*EXERCISE DESCRIPTION*
Pictures should be excluded; otherwise, copy every entry exactly.

** Start of INPUT FOR THIS TASK **

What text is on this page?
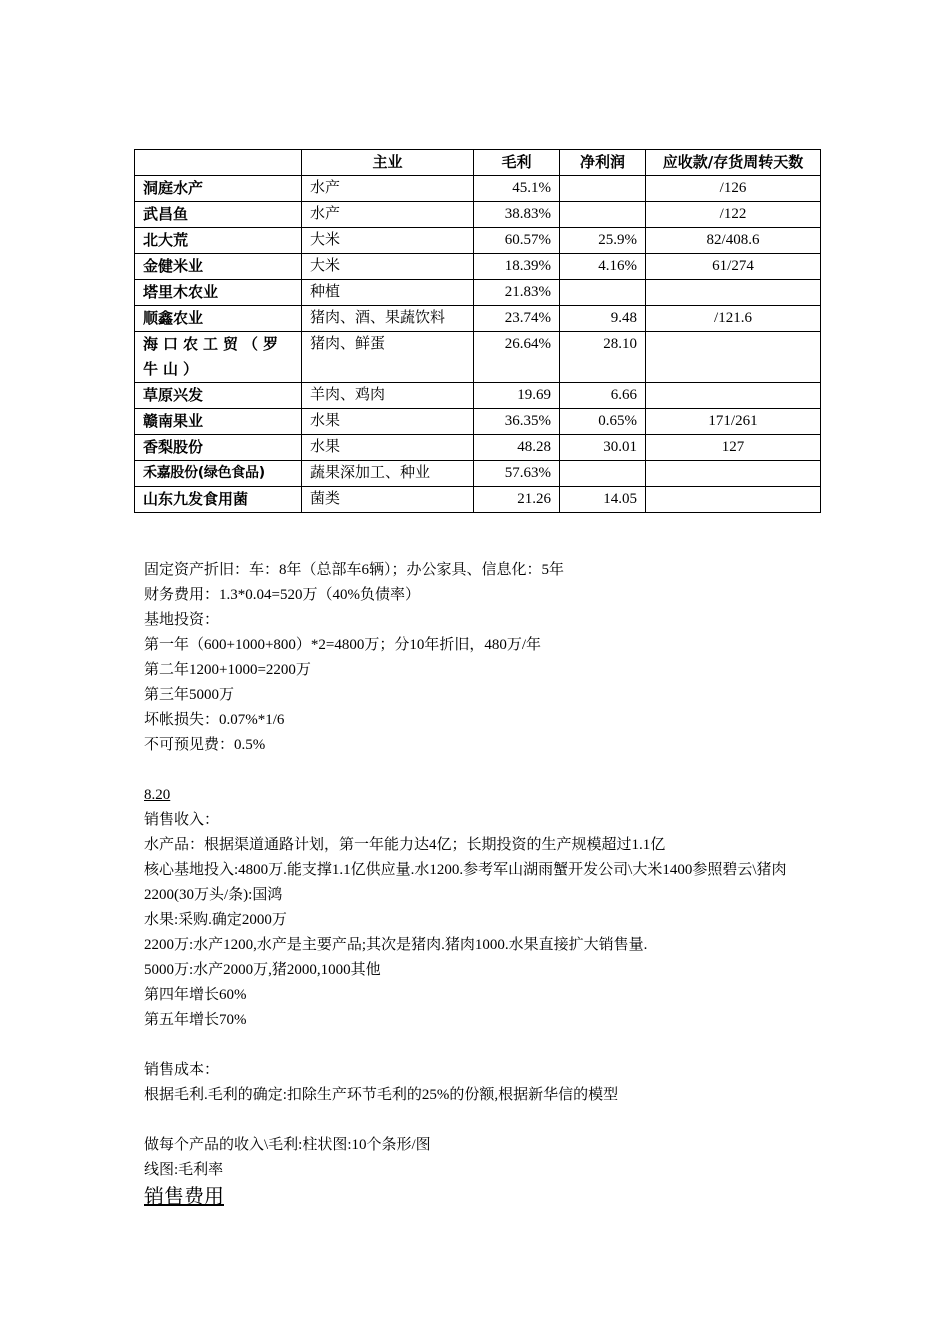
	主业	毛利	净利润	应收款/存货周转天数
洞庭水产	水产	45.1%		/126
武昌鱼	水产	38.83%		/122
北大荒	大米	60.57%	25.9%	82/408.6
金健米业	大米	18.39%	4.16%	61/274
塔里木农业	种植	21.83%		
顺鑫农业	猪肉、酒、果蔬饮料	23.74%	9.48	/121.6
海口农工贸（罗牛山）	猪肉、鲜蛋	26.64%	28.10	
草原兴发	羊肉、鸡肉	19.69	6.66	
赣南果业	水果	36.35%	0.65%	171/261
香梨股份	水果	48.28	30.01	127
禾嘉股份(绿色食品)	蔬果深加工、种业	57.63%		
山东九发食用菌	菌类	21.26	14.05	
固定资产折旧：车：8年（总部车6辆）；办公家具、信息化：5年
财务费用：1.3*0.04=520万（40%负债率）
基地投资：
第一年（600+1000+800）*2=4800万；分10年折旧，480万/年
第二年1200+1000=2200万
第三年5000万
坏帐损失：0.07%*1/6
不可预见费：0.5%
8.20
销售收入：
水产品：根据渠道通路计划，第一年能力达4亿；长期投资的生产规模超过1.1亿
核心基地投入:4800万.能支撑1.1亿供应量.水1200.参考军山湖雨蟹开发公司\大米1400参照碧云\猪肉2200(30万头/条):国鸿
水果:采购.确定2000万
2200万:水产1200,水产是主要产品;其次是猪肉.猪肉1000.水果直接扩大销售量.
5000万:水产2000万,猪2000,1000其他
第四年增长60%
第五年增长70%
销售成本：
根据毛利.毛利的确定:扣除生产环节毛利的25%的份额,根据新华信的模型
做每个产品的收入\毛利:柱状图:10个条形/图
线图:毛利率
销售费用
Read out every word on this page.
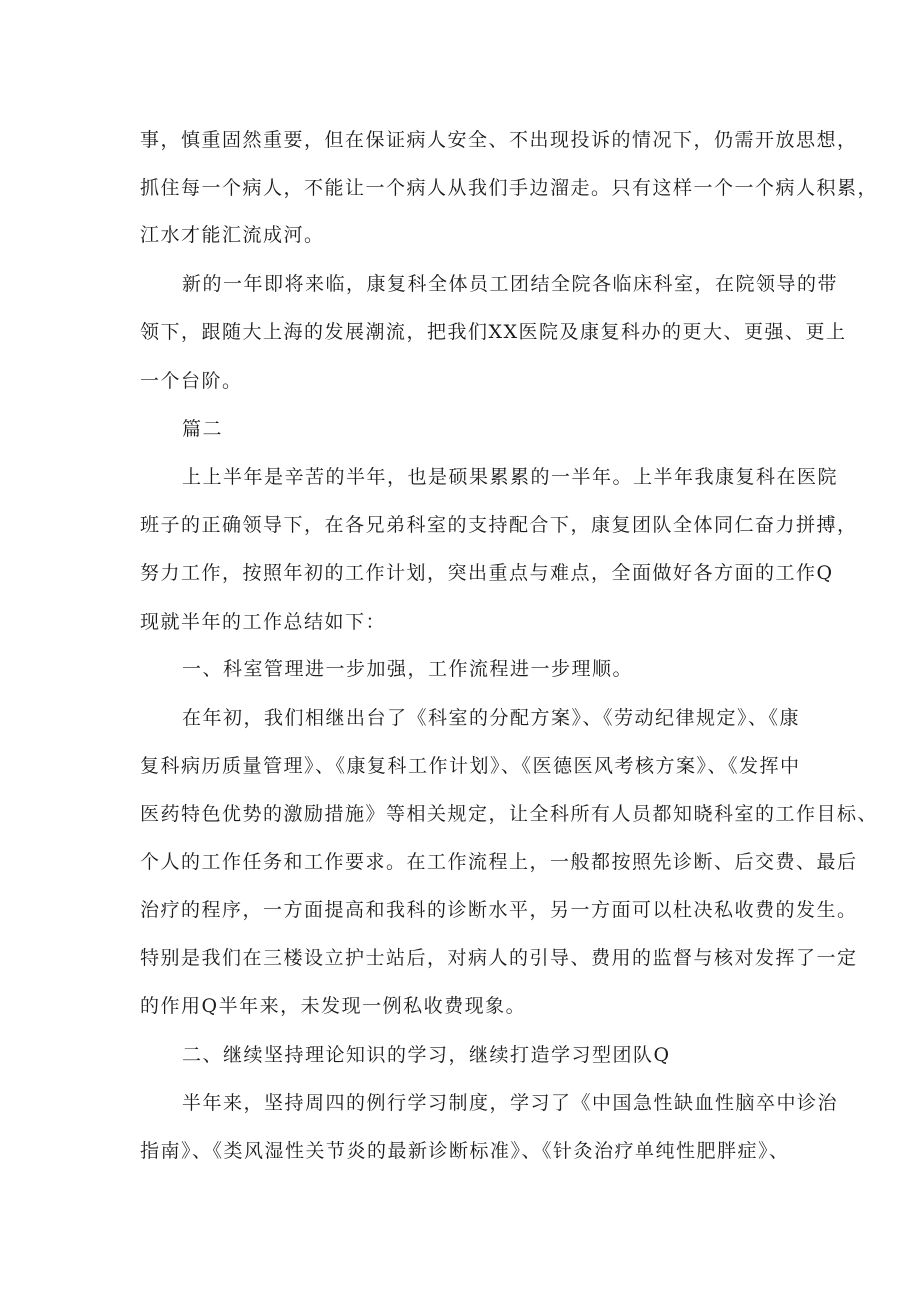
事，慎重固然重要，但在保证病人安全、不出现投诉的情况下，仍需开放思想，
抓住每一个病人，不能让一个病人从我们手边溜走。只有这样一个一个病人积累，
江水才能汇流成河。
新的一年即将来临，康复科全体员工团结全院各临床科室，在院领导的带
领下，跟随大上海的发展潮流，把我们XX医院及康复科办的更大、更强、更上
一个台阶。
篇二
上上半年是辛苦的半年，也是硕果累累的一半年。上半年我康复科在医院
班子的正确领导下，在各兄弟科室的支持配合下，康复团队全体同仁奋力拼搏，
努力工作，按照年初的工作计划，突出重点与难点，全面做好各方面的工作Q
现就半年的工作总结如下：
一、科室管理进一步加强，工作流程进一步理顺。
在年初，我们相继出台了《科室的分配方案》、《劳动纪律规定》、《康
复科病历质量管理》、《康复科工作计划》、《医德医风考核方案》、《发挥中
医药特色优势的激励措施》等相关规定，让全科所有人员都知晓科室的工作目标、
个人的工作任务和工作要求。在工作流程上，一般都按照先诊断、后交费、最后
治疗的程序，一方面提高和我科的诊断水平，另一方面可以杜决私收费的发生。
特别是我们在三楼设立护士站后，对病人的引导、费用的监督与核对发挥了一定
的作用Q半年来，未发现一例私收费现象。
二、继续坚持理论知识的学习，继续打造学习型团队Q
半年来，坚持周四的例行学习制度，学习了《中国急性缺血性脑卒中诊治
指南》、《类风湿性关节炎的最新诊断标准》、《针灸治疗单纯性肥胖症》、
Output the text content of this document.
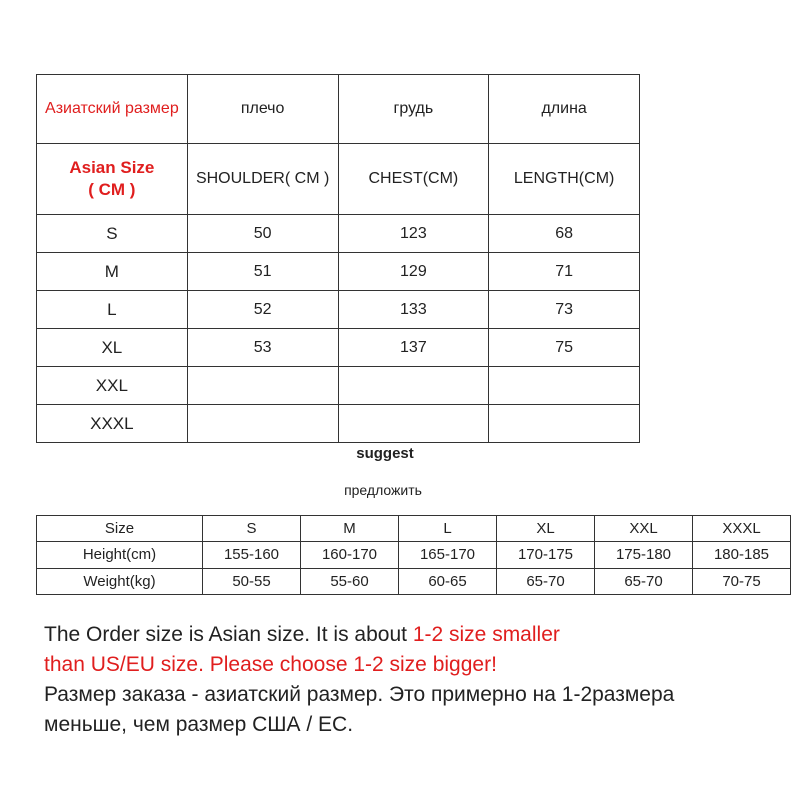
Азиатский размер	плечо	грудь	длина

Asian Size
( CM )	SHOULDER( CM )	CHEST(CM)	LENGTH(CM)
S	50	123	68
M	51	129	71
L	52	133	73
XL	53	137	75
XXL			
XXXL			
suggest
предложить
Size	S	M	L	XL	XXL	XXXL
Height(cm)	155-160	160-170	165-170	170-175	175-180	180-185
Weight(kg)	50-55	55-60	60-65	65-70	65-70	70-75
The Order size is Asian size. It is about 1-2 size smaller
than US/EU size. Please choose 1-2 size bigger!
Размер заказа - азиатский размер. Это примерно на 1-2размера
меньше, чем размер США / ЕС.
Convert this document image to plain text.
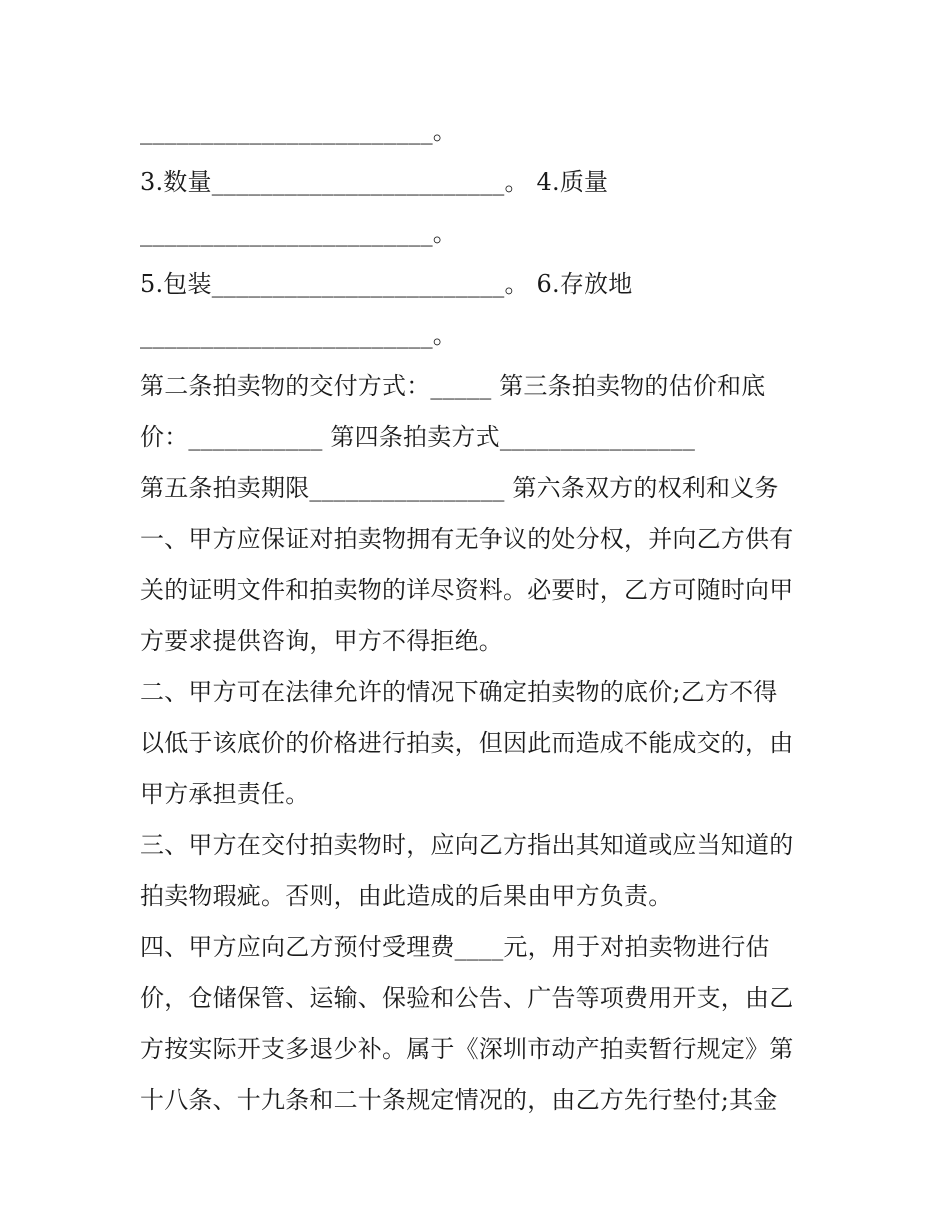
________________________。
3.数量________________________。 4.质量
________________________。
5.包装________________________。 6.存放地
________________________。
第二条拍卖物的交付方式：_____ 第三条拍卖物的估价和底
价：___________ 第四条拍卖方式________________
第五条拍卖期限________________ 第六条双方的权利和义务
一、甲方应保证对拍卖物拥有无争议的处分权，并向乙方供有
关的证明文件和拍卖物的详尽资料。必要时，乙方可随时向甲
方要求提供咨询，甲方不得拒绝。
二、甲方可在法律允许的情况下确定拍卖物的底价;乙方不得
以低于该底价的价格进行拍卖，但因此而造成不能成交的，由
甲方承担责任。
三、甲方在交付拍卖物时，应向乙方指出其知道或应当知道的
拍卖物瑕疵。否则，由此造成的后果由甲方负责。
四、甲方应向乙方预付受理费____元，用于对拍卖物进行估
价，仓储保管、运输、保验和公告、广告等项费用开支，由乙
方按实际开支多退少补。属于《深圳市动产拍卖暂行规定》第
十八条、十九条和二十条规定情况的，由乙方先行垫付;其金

** End of INPUT FOR THIS TASK **

*CORRECT RESULT*
What text is on this page?
	主业	毛利	净利润	应收款/存货周转天数
洞庭水产	水产	45.1%		/126
武昌鱼	水产	38.83%		/122
北大荒	大米	60.57%	25.9%	82/408.6
金健米业	大米	18.39%	4.16%	61/274
塔里木农业	种植	21.83%		
顺鑫农业	猪肉、酒、果蔬饮料	23.74%	9.48	/121.6
海口农工贸（罗牛山）	猪肉、鲜蛋	26.64%	28.10	
草原兴发	羊肉、鸡肉	19.69	6.66	
赣南果业	水果	36.35%	0.65%	171/261
香梨股份	水果	48.28	30.01	127
禾嘉股份(绿色食品)	蔬果深加工、种业	57.63%		
山东九发食用菌	菌类	21.26	14.05	
固定资产折旧：车：8年（总部车6辆）；办公家具、信息化：5年
财务费用：1.3*0.04=520万（40%负债率）
基地投资：
第一年（600+1000+800）*2=4800万；分10年折旧，480万/年
第二年1200+1000=2200万
第三年5000万
坏帐损失：0.07%*1/6
不可预见费：0.5%
8.20
销售收入：
水产品：根据渠道通路计划，第一年能力达4亿；长期投资的生产规模超过1.1亿
核心基地投入:4800万.能支撑1.1亿供应量.水1200.参考军山湖雨蟹开发公司\大米1400参照碧云\猪肉2200(30万头/条):国鸿
水果:采购.确定2000万
2200万:水产1200,水产是主要产品;其次是猪肉.猪肉1000.水果直接扩大销售量.
5000万:水产2000万,猪2000,1000其他
第四年增长60%
第五年增长70%
销售成本：
根据毛利.毛利的确定:扣除生产环节毛利的25%的份额,根据新华信的模型
做每个产品的收入\毛利:柱状图:10个条形/图
线图:毛利率
销售费用
Read out every word on this page.
事，慎重固然重要，但在保证病人安全、不出现投诉的情况下，仍需开放思想，
抓住每一个病人，不能让一个病人从我们手边溜走。只有这样一个一个病人积累，
江水才能汇流成河。
新的一年即将来临，康复科全体员工团结全院各临床科室，在院领导的带
领下，跟随大上海的发展潮流，把我们XX医院及康复科办的更大、更强、更上
一个台阶。
篇二
上上半年是辛苦的半年，也是硕果累累的一半年。上半年我康复科在医院
班子的正确领导下，在各兄弟科室的支持配合下，康复团队全体同仁奋力拼搏，
努力工作，按照年初的工作计划，突出重点与难点，全面做好各方面的工作Q
现就半年的工作总结如下：
一、科室管理进一步加强，工作流程进一步理顺。
在年初，我们相继出台了《科室的分配方案》、《劳动纪律规定》、《康
复科病历质量管理》、《康复科工作计划》、《医德医风考核方案》、《发挥中
医药特色优势的激励措施》等相关规定，让全科所有人员都知晓科室的工作目标、
个人的工作任务和工作要求。在工作流程上，一般都按照先诊断、后交费、最后
治疗的程序，一方面提高和我科的诊断水平，另一方面可以杜决私收费的发生。
特别是我们在三楼设立护士站后，对病人的引导、费用的监督与核对发挥了一定
的作用Q半年来，未发现一例私收费现象。
二、继续坚持理论知识的学习，继续打造学习型团队Q
半年来，坚持周四的例行学习制度，学习了《中国急性缺血性脑卒中诊治
指南》、《类风湿性关节炎的最新诊断标准》、《针灸治疗单纯性肥胖症》、
Output the text content of this document.
Азиатский размер	плечо	грудь	длина

Asian Size
( CM )	SHOULDER( CM )	CHEST(CM)	LENGTH(CM)
S	50	123	68
M	51	129	71
L	52	133	73
XL	53	137	75
XXL			
XXXL			
suggest
предложить
Size	S	M	L	XL	XXL	XXXL
Height(cm)	155-160	160-170	165-170	170-175	175-180	180-185
Weight(kg)	50-55	55-60	60-65	65-70	65-70	70-75
The Order size is Asian size. It is about 1-2 size smaller
than US/EU size. Please choose 1-2 size bigger!
Размер заказа - азиатский размер. Это примерно на 1-2размера
меньше, чем размер США / ЕС.
Convert this document image to plain text.
________________________。
3.数量________________________。 4.质量
________________________。
5.包装________________________。 6.存放地
________________________。
第二条拍卖物的交付方式：_____ 第三条拍卖物的估价和底
价：___________ 第四条拍卖方式________________
第五条拍卖期限________________ 第六条双方的权利和义务
一、甲方应保证对拍卖物拥有无争议的处分权，并向乙方供有
关的证明文件和拍卖物的详尽资料。必要时，乙方可随时向甲
方要求提供咨询，甲方不得拒绝。
二、甲方可在法律允许的情况下确定拍卖物的底价;乙方不得
以低于该底价的价格进行拍卖，但因此而造成不能成交的，由
甲方承担责任。
三、甲方在交付拍卖物时，应向乙方指出其知道或应当知道的
拍卖物瑕疵。否则，由此造成的后果由甲方负责。
四、甲方应向乙方预付受理费____元，用于对拍卖物进行估
价，仓储保管、运输、保验和公告、广告等项费用开支，由乙
方按实际开支多退少补。属于《深圳市动产拍卖暂行规定》第
十八条、十九条和二十条规定情况的，由乙方先行垫付;其金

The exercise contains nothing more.